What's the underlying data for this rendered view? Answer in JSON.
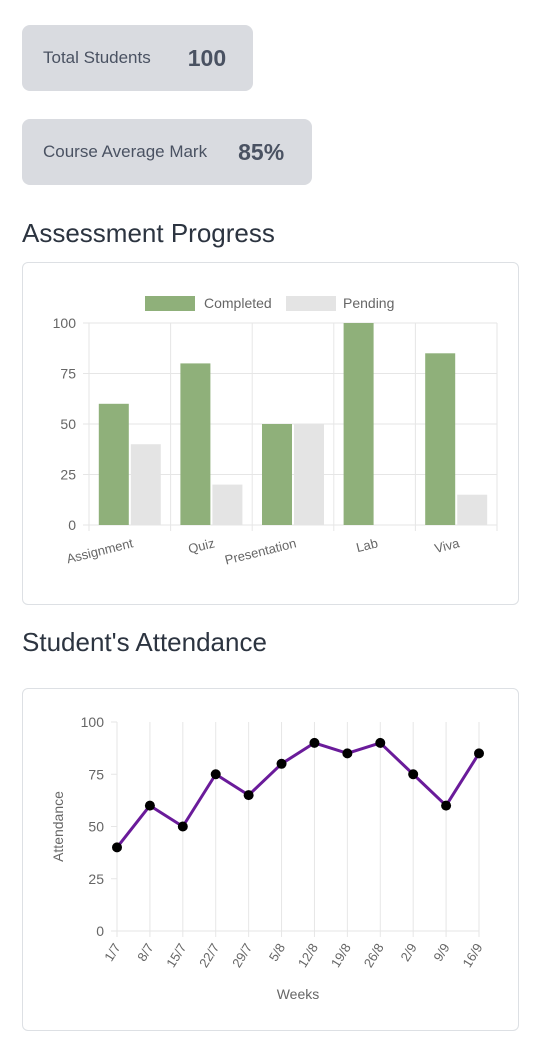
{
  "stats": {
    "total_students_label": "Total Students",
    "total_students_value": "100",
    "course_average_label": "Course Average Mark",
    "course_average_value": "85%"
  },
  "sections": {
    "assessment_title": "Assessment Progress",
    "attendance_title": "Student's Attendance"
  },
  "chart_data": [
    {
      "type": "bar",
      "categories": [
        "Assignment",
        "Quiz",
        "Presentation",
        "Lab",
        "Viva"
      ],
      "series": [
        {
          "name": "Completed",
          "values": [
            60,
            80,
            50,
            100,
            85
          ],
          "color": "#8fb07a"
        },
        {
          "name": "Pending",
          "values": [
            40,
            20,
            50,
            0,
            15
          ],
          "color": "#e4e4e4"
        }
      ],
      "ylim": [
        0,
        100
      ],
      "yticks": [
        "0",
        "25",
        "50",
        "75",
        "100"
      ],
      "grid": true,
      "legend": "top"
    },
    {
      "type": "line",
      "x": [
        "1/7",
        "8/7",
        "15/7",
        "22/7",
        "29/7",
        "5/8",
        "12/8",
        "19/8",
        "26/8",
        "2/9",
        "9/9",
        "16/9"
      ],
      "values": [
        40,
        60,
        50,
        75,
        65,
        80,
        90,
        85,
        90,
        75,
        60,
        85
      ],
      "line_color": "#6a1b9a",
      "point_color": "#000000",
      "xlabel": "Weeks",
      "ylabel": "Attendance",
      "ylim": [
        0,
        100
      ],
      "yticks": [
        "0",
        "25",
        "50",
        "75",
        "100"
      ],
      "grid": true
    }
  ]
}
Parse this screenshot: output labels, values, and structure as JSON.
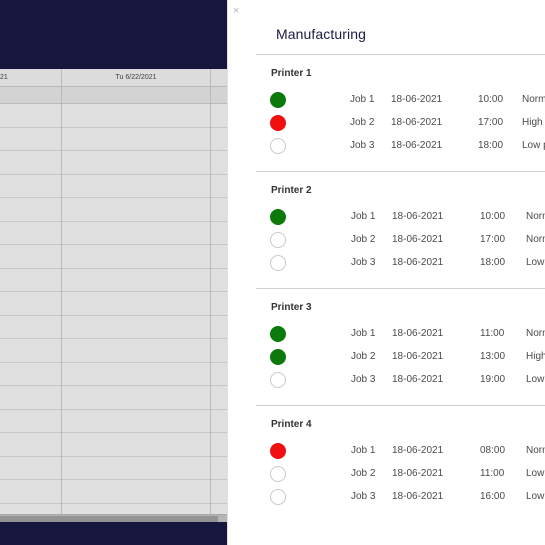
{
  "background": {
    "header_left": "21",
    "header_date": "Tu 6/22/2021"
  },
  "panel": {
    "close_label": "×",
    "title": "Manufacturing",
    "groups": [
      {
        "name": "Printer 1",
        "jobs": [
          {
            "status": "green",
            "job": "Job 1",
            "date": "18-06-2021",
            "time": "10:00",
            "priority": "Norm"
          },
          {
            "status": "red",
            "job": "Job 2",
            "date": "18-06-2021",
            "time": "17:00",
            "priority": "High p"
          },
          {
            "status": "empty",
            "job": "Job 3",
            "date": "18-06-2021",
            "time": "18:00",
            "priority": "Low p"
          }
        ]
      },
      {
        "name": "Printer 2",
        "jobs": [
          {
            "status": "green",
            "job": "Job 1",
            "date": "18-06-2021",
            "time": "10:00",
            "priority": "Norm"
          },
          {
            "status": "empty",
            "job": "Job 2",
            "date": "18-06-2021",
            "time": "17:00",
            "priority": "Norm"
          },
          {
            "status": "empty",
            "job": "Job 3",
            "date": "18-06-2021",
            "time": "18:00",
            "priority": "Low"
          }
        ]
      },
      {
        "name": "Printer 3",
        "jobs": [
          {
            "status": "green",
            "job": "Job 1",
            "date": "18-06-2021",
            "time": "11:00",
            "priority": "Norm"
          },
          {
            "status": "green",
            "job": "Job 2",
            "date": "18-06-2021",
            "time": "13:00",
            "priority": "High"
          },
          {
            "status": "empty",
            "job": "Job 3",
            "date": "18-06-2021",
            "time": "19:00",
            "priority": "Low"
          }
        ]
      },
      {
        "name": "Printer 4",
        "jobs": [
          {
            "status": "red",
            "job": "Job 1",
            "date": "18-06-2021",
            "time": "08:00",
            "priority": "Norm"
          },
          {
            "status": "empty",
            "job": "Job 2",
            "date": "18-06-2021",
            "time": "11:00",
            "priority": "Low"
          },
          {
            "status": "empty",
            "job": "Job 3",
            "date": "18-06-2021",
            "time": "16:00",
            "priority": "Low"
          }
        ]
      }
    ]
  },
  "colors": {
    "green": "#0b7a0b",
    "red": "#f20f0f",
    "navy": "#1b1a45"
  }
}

####################

### Problem description
Without including any picture, repeat the data exactly.

### Result for this exercise
What's the underlying data for this rendered view? Answer in JSON.
{
  "stats": {
    "total_students_label": "Total Students",
    "total_students_value": "100",
    "course_average_label": "Course Average Mark",
    "course_average_value": "85%"
  },
  "sections": {
    "assessment_title": "Assessment Progress",
    "attendance_title": "Student's Attendance"
  },
  "chart_data": [
    {
      "type": "bar",
      "categories": [
        "Assignment",
        "Quiz",
        "Presentation",
        "Lab",
        "Viva"
      ],
      "series": [
        {
          "name": "Completed",
          "values": [
            60,
            80,
            50,
            100,
            85
          ],
          "color": "#8fb07a"
        },
        {
          "name": "Pending",
          "values": [
            40,
            20,
            50,
            0,
            15
          ],
          "color": "#e4e4e4"
        }
      ],
      "ylim": [
        0,
        100
      ],
      "yticks": [
        "0",
        "25",
        "50",
        "75",
        "100"
      ],
      "grid": true,
      "legend": "top"
    },
    {
      "type": "line",
      "x": [
        "1/7",
        "8/7",
        "15/7",
        "22/7",
        "29/7",
        "5/8",
        "12/8",
        "19/8",
        "26/8",
        "2/9",
        "9/9",
        "16/9"
      ],
      "values": [
        40,
        60,
        50,
        75,
        65,
        80,
        90,
        85,
        90,
        75,
        60,
        85
      ],
      "line_color": "#6a1b9a",
      "point_color": "#000000",
      "xlabel": "Weeks",
      "ylabel": "Attendance",
      "ylim": [
        0,
        100
      ],
      "yticks": [
        "0",
        "25",
        "50",
        "75",
        "100"
      ],
      "grid": true
    }
  ]
}
Parse this screenshot: output labels, values, and structure as JSON.
{
  "background": {
    "header_left": "21",
    "header_date": "Tu 6/22/2021"
  },
  "panel": {
    "close_label": "×",
    "title": "Manufacturing",
    "groups": [
      {
        "name": "Printer 1",
        "jobs": [
          {
            "status": "green",
            "job": "Job 1",
            "date": "18-06-2021",
            "time": "10:00",
            "priority": "Norm"
          },
          {
            "status": "red",
            "job": "Job 2",
            "date": "18-06-2021",
            "time": "17:00",
            "priority": "High p"
          },
          {
            "status": "empty",
            "job": "Job 3",
            "date": "18-06-2021",
            "time": "18:00",
            "priority": "Low p"
          }
        ]
      },
      {
        "name": "Printer 2",
        "jobs": [
          {
            "status": "green",
            "job": "Job 1",
            "date": "18-06-2021",
            "time": "10:00",
            "priority": "Norm"
          },
          {
            "status": "empty",
            "job": "Job 2",
            "date": "18-06-2021",
            "time": "17:00",
            "priority": "Norm"
          },
          {
            "status": "empty",
            "job": "Job 3",
            "date": "18-06-2021",
            "time": "18:00",
            "priority": "Low"
          }
        ]
      },
      {
        "name": "Printer 3",
        "jobs": [
          {
            "status": "green",
            "job": "Job 1",
            "date": "18-06-2021",
            "time": "11:00",
            "priority": "Norm"
          },
          {
            "status": "green",
            "job": "Job 2",
            "date": "18-06-2021",
            "time": "13:00",
            "priority": "High"
          },
          {
            "status": "empty",
            "job": "Job 3",
            "date": "18-06-2021",
            "time": "19:00",
            "priority": "Low"
          }
        ]
      },
      {
        "name": "Printer 4",
        "jobs": [
          {
            "status": "red",
            "job": "Job 1",
            "date": "18-06-2021",
            "time": "08:00",
            "priority": "Norm"
          },
          {
            "status": "empty",
            "job": "Job 2",
            "date": "18-06-2021",
            "time": "11:00",
            "priority": "Low"
          },
          {
            "status": "empty",
            "job": "Job 3",
            "date": "18-06-2021",
            "time": "16:00",
            "priority": "Low"
          }
        ]
      }
    ]
  },
  "colors": {
    "green": "#0b7a0b",
    "red": "#f20f0f",
    "navy": "#1b1a45"
  }
}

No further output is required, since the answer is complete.